• _What the task requires_
Present the data once more in exactly its original form.

• _Data provided_
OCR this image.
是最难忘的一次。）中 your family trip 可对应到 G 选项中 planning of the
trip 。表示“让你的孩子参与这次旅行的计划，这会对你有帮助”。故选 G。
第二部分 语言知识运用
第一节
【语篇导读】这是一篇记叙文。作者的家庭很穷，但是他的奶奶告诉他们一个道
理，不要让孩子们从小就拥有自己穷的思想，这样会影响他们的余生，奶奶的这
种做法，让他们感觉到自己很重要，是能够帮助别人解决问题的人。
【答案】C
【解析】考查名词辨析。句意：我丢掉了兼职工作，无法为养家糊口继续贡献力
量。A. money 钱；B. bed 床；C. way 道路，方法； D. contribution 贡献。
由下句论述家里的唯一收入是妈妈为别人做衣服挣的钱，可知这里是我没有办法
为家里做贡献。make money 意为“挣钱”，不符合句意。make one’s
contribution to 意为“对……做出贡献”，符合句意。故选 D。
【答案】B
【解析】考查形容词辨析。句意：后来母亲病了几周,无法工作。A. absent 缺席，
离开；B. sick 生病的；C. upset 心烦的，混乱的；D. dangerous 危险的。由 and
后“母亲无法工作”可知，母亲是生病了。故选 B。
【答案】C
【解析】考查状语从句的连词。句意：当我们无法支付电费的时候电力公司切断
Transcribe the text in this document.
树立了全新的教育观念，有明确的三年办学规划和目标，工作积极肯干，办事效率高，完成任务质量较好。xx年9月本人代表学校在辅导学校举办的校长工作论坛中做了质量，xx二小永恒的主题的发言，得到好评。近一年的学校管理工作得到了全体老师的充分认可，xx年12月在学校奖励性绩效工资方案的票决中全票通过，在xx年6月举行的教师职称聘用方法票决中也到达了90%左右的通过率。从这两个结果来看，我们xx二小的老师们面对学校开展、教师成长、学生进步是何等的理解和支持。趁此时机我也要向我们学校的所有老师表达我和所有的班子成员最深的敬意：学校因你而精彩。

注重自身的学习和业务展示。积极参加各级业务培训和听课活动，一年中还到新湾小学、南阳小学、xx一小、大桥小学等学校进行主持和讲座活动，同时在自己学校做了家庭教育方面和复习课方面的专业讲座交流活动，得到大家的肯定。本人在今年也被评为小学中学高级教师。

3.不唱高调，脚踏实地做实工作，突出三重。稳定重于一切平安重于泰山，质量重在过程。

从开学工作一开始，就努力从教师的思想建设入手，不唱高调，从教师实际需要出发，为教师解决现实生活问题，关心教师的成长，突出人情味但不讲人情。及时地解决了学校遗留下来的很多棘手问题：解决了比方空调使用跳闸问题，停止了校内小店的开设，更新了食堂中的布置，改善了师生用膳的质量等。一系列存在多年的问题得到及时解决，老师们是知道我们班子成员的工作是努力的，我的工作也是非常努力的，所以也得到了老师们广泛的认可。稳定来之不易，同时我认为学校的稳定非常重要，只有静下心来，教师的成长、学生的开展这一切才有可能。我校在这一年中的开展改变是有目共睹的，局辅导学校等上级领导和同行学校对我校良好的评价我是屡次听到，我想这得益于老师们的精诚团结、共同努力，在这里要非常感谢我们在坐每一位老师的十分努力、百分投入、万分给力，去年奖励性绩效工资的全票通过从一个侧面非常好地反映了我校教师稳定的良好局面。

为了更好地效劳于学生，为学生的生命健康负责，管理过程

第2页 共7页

• _Task result_
OCR this image.
是最难忘的一次。）中 your family trip 可对应到 G 选项中 planning of the
trip 。表示“让你的孩子参与这次旅行的计划，这会对你有帮助”。故选 G。
第二部分 语言知识运用
第一节
【语篇导读】这是一篇记叙文。作者的家庭很穷，但是他的奶奶告诉他们一个道
理，不要让孩子们从小就拥有自己穷的思想，这样会影响他们的余生，奶奶的这
种做法，让他们感觉到自己很重要，是能够帮助别人解决问题的人。
【答案】C
【解析】考查名词辨析。句意：我丢掉了兼职工作，无法为养家糊口继续贡献力
量。A. money 钱；B. bed 床；C. way 道路，方法； D. contribution 贡献。
由下句论述家里的唯一收入是妈妈为别人做衣服挣的钱，可知这里是我没有办法
为家里做贡献。make money 意为“挣钱”，不符合句意。make one’s
contribution to 意为“对……做出贡献”，符合句意。故选 D。
【答案】B
【解析】考查形容词辨析。句意：后来母亲病了几周,无法工作。A. absent 缺席，
离开；B. sick 生病的；C. upset 心烦的，混乱的；D. dangerous 危险的。由 and
后“母亲无法工作”可知，母亲是生病了。故选 B。
【答案】C
【解析】考查状语从句的连词。句意：当我们无法支付电费的时候电力公司切断
Transcribe the text in this document.
树立了全新的教育观念，有明确的三年办学规划和目标，工作积极肯干，办事效率高，完成任务质量较好。xx年9月本人代表学校在辅导学校举办的校长工作论坛中做了质量，xx二小永恒的主题的发言，得到好评。近一年的学校管理工作得到了全体老师的充分认可，xx年12月在学校奖励性绩效工资方案的票决中全票通过，在xx年6月举行的教师职称聘用方法票决中也到达了90%左右的通过率。从这两个结果来看，我们xx二小的老师们面对学校开展、教师成长、学生进步是何等的理解和支持。趁此时机我也要向我们学校的所有老师表达我和所有的班子成员最深的敬意：学校因你而精彩。

注重自身的学习和业务展示。积极参加各级业务培训和听课活动，一年中还到新湾小学、南阳小学、xx一小、大桥小学等学校进行主持和讲座活动，同时在自己学校做了家庭教育方面和复习课方面的专业讲座交流活动，得到大家的肯定。本人在今年也被评为小学中学高级教师。

3.不唱高调，脚踏实地做实工作，突出三重。稳定重于一切平安重于泰山，质量重在过程。

从开学工作一开始，就努力从教师的思想建设入手，不唱高调，从教师实际需要出发，为教师解决现实生活问题，关心教师的成长，突出人情味但不讲人情。及时地解决了学校遗留下来的很多棘手问题：解决了比方空调使用跳闸问题，停止了校内小店的开设，更新了食堂中的布置，改善了师生用膳的质量等。一系列存在多年的问题得到及时解决，老师们是知道我们班子成员的工作是努力的，我的工作也是非常努力的，所以也得到了老师们广泛的认可。稳定来之不易，同时我认为学校的稳定非常重要，只有静下心来，教师的成长、学生的开展这一切才有可能。我校在这一年中的开展改变是有目共睹的，局辅导学校等上级领导和同行学校对我校良好的评价我是屡次听到，我想这得益于老师们的精诚团结、共同努力，在这里要非常感谢我们在坐每一位老师的十分努力、百分投入、万分给力，去年奖励性绩效工资的全票通过从一个侧面非常好地反映了我校教师稳定的良好局面。

为了更好地效劳于学生，为学生的生命健康负责，管理过程

第2页 共7页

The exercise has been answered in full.